Items from a data source

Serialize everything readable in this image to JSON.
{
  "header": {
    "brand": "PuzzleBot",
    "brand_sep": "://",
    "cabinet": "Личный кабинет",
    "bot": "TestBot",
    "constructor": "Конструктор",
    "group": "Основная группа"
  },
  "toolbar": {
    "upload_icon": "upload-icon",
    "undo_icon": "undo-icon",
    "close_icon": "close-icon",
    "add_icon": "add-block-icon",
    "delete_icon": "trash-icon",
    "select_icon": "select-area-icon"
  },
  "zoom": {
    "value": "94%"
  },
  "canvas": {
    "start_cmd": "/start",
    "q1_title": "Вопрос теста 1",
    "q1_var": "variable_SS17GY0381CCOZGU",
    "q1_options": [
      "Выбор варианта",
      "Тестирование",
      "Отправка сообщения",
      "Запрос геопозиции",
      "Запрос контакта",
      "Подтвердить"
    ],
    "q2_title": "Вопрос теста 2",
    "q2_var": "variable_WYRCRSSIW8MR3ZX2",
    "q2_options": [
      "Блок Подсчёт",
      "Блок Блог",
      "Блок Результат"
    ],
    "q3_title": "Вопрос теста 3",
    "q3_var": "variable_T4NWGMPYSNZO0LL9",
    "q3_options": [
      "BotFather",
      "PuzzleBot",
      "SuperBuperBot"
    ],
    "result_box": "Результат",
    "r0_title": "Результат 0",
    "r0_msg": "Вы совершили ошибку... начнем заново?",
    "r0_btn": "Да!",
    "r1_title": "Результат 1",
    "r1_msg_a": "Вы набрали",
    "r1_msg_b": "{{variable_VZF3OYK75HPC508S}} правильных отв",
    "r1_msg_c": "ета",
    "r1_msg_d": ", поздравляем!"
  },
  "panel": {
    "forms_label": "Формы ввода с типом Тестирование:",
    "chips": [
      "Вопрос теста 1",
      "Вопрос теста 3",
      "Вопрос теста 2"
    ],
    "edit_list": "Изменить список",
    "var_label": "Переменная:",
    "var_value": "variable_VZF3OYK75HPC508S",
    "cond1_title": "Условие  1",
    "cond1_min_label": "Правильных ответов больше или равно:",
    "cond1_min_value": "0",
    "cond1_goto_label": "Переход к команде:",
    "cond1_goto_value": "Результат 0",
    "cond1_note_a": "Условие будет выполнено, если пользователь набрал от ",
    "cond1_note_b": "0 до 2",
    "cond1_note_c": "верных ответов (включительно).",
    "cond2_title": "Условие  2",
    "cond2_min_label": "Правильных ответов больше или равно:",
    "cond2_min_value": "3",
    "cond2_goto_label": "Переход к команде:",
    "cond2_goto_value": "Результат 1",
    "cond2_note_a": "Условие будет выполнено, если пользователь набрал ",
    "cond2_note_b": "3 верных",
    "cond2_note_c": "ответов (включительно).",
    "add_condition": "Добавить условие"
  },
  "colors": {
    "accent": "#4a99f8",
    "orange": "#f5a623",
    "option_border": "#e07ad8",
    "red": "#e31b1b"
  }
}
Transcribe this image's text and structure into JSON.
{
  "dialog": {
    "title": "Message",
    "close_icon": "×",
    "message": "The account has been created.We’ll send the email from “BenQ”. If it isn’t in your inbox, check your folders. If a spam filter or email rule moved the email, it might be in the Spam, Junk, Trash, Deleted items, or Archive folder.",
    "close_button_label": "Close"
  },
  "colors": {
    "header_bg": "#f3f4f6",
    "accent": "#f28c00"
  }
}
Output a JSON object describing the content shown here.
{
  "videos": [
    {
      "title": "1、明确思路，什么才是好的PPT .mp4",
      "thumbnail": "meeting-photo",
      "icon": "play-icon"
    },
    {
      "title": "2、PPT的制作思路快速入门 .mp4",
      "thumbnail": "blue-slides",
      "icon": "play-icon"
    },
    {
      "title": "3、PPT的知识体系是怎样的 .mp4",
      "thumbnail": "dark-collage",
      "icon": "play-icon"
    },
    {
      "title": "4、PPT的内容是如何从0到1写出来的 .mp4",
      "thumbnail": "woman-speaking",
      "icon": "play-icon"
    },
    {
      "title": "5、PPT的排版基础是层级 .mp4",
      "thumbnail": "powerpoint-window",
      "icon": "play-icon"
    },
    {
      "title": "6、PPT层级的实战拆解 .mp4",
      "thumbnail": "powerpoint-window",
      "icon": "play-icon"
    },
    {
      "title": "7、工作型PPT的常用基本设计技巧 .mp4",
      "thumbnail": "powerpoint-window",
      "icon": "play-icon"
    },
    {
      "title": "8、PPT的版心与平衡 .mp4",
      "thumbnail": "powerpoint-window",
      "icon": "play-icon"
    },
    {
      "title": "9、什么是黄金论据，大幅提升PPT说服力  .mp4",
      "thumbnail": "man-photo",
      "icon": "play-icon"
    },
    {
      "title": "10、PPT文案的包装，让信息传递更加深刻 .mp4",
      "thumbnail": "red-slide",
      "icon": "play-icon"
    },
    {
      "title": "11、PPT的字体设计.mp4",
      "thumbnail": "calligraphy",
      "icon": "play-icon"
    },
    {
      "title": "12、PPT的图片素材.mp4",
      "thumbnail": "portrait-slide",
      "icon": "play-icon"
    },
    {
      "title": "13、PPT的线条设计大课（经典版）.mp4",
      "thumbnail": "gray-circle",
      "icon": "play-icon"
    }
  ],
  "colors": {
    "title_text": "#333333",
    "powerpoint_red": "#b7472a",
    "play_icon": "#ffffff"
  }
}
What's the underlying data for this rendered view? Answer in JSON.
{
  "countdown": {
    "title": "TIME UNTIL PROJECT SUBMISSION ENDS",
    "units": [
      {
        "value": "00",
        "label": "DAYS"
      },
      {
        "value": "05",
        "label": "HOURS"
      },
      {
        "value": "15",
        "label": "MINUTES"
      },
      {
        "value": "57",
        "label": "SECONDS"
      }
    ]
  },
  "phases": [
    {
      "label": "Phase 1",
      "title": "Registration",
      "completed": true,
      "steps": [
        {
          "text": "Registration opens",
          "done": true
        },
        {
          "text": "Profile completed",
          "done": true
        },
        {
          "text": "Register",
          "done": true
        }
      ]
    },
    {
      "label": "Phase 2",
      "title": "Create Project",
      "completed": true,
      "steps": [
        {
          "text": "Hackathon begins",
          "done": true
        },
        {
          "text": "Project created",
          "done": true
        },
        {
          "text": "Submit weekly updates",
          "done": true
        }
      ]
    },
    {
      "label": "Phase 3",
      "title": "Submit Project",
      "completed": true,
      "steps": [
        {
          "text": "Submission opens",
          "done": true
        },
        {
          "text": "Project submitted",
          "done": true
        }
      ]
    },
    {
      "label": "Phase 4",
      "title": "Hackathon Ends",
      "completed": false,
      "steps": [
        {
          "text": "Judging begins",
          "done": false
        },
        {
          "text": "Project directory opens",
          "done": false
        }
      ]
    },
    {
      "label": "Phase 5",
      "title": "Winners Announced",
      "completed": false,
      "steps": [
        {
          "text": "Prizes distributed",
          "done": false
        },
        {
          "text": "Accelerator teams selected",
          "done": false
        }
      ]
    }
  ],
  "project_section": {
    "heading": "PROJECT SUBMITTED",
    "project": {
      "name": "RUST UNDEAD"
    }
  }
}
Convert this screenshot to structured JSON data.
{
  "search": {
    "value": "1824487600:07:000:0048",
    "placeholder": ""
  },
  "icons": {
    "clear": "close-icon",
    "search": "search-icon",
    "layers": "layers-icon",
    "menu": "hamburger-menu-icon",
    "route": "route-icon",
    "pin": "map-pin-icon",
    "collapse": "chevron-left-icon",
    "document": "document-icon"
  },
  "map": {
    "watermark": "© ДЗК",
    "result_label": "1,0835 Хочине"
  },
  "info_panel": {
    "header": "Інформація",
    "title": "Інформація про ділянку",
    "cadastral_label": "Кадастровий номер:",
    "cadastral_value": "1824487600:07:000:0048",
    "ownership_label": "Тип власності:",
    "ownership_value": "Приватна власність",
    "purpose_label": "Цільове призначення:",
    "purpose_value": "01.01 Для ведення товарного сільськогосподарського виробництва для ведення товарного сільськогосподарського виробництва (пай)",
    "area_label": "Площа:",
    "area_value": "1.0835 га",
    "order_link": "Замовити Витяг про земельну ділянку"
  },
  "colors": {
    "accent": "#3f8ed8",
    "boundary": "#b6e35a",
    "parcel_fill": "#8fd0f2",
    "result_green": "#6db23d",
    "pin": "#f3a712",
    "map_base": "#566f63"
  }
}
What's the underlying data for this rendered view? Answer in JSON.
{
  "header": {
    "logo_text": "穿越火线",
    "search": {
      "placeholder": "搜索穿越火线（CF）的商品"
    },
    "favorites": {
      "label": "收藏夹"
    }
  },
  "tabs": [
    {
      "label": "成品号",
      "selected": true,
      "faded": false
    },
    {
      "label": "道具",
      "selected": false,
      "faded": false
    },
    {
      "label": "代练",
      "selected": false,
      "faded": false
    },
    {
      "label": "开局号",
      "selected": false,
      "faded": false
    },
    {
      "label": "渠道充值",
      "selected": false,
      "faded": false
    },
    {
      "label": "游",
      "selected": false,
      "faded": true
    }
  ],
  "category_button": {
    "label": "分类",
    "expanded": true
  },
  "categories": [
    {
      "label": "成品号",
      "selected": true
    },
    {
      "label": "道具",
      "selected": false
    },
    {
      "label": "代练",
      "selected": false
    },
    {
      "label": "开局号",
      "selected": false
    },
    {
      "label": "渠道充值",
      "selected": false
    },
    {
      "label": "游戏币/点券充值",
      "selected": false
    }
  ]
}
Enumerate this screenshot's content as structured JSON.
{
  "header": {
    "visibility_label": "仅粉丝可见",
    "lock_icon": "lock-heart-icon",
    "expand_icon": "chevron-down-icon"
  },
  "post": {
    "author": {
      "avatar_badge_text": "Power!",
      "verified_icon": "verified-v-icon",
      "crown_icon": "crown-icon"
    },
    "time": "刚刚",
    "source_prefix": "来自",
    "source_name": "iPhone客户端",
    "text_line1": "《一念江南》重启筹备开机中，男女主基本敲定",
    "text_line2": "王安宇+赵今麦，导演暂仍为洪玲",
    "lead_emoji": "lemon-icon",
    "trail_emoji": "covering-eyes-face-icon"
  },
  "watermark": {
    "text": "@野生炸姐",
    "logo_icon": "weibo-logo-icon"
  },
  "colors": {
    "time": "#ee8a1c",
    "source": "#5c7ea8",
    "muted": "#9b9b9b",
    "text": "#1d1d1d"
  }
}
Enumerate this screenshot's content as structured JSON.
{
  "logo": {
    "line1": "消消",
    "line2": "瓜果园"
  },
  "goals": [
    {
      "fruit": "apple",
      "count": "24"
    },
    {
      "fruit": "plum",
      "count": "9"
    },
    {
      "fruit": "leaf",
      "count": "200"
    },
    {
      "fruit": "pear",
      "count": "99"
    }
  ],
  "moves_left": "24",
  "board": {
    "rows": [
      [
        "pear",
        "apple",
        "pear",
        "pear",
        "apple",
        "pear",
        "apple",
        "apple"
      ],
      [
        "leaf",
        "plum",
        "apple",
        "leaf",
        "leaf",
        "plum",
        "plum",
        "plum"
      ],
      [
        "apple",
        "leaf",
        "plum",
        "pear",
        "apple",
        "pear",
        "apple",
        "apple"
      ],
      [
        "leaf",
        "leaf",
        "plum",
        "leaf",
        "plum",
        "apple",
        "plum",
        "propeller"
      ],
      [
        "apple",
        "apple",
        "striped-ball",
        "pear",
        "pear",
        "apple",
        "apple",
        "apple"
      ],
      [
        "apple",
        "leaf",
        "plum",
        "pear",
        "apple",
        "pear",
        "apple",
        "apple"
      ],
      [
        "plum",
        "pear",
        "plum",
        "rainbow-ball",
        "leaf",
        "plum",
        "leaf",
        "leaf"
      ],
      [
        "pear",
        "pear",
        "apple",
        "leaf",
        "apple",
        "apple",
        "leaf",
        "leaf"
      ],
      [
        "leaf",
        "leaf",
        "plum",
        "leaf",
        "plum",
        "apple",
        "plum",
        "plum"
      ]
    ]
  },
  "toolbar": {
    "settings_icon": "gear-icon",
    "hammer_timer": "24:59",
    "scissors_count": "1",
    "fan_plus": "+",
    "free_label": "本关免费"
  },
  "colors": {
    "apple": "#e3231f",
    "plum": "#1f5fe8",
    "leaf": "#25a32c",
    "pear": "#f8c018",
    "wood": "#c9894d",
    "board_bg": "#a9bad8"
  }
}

◆ **INSTRUCTIONS TO FOLLOW**:
All lines above containing the string "ділянку" are to be collected.

◆ **COMPLETE OUTPUT**:
    "title": "Інформація про ділянку",
    "order_link": "Замовити Витяг про земельну ділянку"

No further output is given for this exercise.